/---
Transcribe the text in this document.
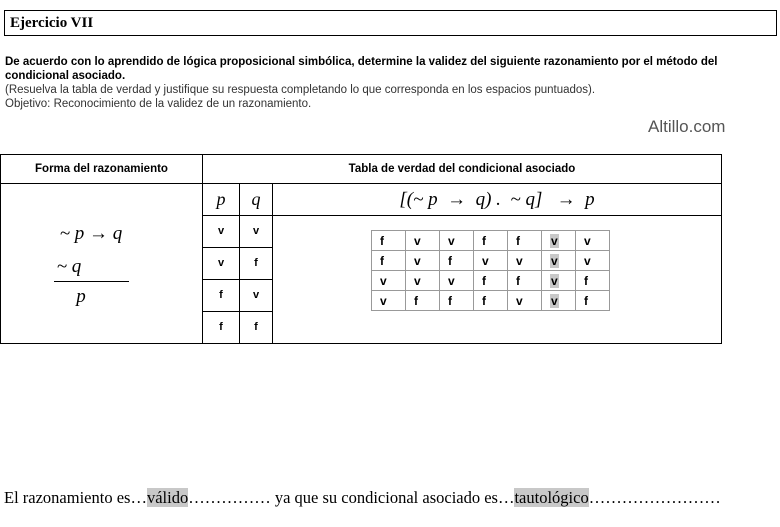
Ejercicio VII
De acuerdo con lo aprendido de lógica proposicional simbólica, determine la validez del siguiente razonamiento por el método del condicional asociado.
(Resuelva la tabla de verdad y justifique su respuesta completando lo que corresponda en los espacios puntuados).
Objetivo: Reconocimiento de la validez de un razonamiento.
Altillo.com
Forma del razonamiento	Tabla de verdad del condicional asociado
p	q	[(~ p  →  q) .  ~ q]   →  p
v	v
v	f
f	v
f	f
~ p → q
~ q
p
f	v	v	f	f	v	v
f	v	f	v	v	v	v
v	v	v	f	f	v	f
v	f	f	f	v	v	f
El razonamiento es…válido…………… ya que su condicional asociado es…tautológico……………………
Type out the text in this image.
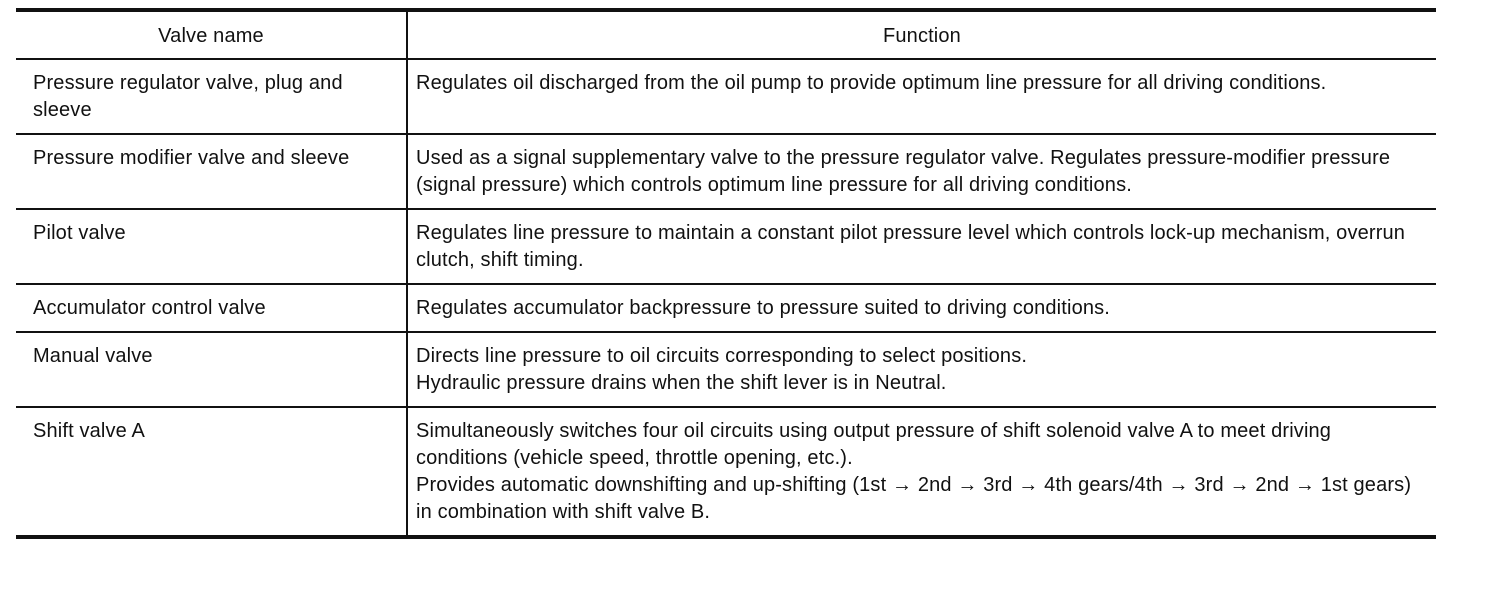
Valve name	Function
Pressure regulator valve, plug and sleeve	Regulates oil discharged from the oil pump to provide optimum line pressure for all driving conditions.

Pressure modifier valve and sleeve	Used as a signal supplementary valve to the pressure regulator valve. Regulates pressure-modifier pressure (signal pressure) which controls optimum line pressure for all driving conditions.

Pilot valve	Regulates line pressure to maintain a constant pilot pressure level which controls lock-up mechanism, overrun clutch, shift timing.

Accumulator control valve	Regulates accumulator backpressure to pressure suited to driving conditions.

Manual valve	Directs line pressure to oil circuits corresponding to select positions.
Hydraulic pressure drains when the shift lever is in Neutral.

Shift valve A	Simultaneously switches four oil circuits using output pressure of shift solenoid valve A to meet driving conditions (vehicle speed, throttle opening, etc.).
Provides automatic downshifting and up-shifting (1st → 2nd → 3rd → 4th gears/4th → 3rd → 2nd → 1st gears) in combination with shift valve B.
\---
## Task to carry out
Each entry must be retyped word for word, with every image omitted.

## Result of this exercise
Transcribe the text in this document.
Ejercicio VII
De acuerdo con lo aprendido de lógica proposicional simbólica, determine la validez del siguiente razonamiento por el método del condicional asociado.
(Resuelva la tabla de verdad y justifique su respuesta completando lo que corresponda en los espacios puntuados).
Objetivo: Reconocimiento de la validez de un razonamiento.
Altillo.com
Forma del razonamiento	Tabla de verdad del condicional asociado
p	q	[(~ p  →  q) .  ~ q]   →  p
v	v
v	f
f	v
f	f
~ p → q
~ q
p
f	v	v	f	f	v	v
f	v	f	v	v	v	v
v	v	v	f	f	v	f
v	f	f	f	v	v	f
El razonamiento es…válido…………… ya que su condicional asociado es…tautológico……………………
Type out the text in this image.
Valve name	Function
Pressure regulator valve, plug and sleeve	Regulates oil discharged from the oil pump to provide optimum line pressure for all driving conditions.

Pressure modifier valve and sleeve	Used as a signal supplementary valve to the pressure regulator valve. Regulates pressure-modifier pressure (signal pressure) which controls optimum line pressure for all driving conditions.

Pilot valve	Regulates line pressure to maintain a constant pilot pressure level which controls lock-up mechanism, overrun clutch, shift timing.

Accumulator control valve	Regulates accumulator backpressure to pressure suited to driving conditions.

Manual valve	Directs line pressure to oil circuits corresponding to select positions.
Hydraulic pressure drains when the shift lever is in Neutral.

Shift valve A	Simultaneously switches four oil circuits using output pressure of shift solenoid valve A to meet driving conditions (vehicle speed, throttle opening, etc.).
Provides automatic downshifting and up-shifting (1st → 2nd → 3rd → 4th gears/4th → 3rd → 2nd → 1st gears) in combination with shift valve B.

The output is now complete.